Source material:
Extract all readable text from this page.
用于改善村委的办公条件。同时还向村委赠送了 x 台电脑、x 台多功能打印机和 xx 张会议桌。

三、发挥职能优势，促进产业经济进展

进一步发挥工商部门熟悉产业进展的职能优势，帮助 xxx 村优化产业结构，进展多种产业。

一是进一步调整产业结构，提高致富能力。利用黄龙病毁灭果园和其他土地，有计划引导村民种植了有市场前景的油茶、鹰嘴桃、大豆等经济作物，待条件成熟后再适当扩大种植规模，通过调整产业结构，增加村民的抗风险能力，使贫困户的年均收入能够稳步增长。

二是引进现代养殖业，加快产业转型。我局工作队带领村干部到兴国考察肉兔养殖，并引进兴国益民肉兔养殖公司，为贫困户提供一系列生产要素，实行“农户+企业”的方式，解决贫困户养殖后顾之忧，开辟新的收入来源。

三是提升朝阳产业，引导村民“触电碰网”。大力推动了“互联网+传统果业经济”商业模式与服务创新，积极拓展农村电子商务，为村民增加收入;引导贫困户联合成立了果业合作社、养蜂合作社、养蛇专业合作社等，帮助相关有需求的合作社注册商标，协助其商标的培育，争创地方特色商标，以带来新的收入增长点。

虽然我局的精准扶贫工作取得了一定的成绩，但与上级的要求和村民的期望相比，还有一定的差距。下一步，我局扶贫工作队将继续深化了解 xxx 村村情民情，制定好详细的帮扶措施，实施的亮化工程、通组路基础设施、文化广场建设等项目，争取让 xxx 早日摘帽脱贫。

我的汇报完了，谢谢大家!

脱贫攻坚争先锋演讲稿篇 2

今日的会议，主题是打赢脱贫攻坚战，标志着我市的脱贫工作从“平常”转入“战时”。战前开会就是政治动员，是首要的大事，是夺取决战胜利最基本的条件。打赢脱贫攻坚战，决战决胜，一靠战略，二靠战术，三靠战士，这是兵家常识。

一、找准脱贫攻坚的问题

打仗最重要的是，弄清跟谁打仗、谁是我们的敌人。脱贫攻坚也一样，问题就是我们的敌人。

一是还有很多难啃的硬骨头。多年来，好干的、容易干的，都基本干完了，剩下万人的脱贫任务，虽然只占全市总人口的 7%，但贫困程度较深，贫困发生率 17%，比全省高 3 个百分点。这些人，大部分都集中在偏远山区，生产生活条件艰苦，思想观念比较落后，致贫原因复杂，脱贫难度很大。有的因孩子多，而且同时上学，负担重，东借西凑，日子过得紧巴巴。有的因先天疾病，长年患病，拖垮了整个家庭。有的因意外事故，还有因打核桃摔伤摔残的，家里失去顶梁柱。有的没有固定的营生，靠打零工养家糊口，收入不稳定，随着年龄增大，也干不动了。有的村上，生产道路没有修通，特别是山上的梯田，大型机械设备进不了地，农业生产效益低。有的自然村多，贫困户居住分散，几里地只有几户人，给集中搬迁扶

Your task: The lines above should be duplicated exactly.

Answer in full:
Extract all readable text from this page.
用于改善村委的办公条件。同时还向村委赠送了 x 台电脑、x 台多功能打印机和 xx 张会议桌。

三、发挥职能优势，促进产业经济进展

进一步发挥工商部门熟悉产业进展的职能优势，帮助 xxx 村优化产业结构，进展多种产业。

一是进一步调整产业结构，提高致富能力。利用黄龙病毁灭果园和其他土地，有计划引导村民种植了有市场前景的油茶、鹰嘴桃、大豆等经济作物，待条件成熟后再适当扩大种植规模，通过调整产业结构，增加村民的抗风险能力，使贫困户的年均收入能够稳步增长。

二是引进现代养殖业，加快产业转型。我局工作队带领村干部到兴国考察肉兔养殖，并引进兴国益民肉兔养殖公司，为贫困户提供一系列生产要素，实行“农户+企业”的方式，解决贫困户养殖后顾之忧，开辟新的收入来源。

三是提升朝阳产业，引导村民“触电碰网”。大力推动了“互联网+传统果业经济”商业模式与服务创新，积极拓展农村电子商务，为村民增加收入;引导贫困户联合成立了果业合作社、养蜂合作社、养蛇专业合作社等，帮助相关有需求的合作社注册商标，协助其商标的培育，争创地方特色商标，以带来新的收入增长点。

虽然我局的精准扶贫工作取得了一定的成绩，但与上级的要求和村民的期望相比，还有一定的差距。下一步，我局扶贫工作队将继续深化了解 xxx 村村情民情，制定好详细的帮扶措施，实施的亮化工程、通组路基础设施、文化广场建设等项目，争取让 xxx 早日摘帽脱贫。

我的汇报完了，谢谢大家!

脱贫攻坚争先锋演讲稿篇 2

今日的会议，主题是打赢脱贫攻坚战，标志着我市的脱贫工作从“平常”转入“战时”。战前开会就是政治动员，是首要的大事，是夺取决战胜利最基本的条件。打赢脱贫攻坚战，决战决胜，一靠战略，二靠战术，三靠战士，这是兵家常识。

一、找准脱贫攻坚的问题

打仗最重要的是，弄清跟谁打仗、谁是我们的敌人。脱贫攻坚也一样，问题就是我们的敌人。

一是还有很多难啃的硬骨头。多年来，好干的、容易干的，都基本干完了，剩下万人的脱贫任务，虽然只占全市总人口的 7%，但贫困程度较深，贫困发生率 17%，比全省高 3 个百分点。这些人，大部分都集中在偏远山区，生产生活条件艰苦，思想观念比较落后，致贫原因复杂，脱贫难度很大。有的因孩子多，而且同时上学，负担重，东借西凑，日子过得紧巴巴。有的因先天疾病，长年患病，拖垮了整个家庭。有的因意外事故，还有因打核桃摔伤摔残的，家里失去顶梁柱。有的没有固定的营生，靠打零工养家糊口，收入不稳定，随着年龄增大，也干不动了。有的村上，生产道路没有修通，特别是山上的梯田，大型机械设备进不了地，农业生产效益低。有的自然村多，贫困户居住分散，几里地只有几户人，给集中搬迁扶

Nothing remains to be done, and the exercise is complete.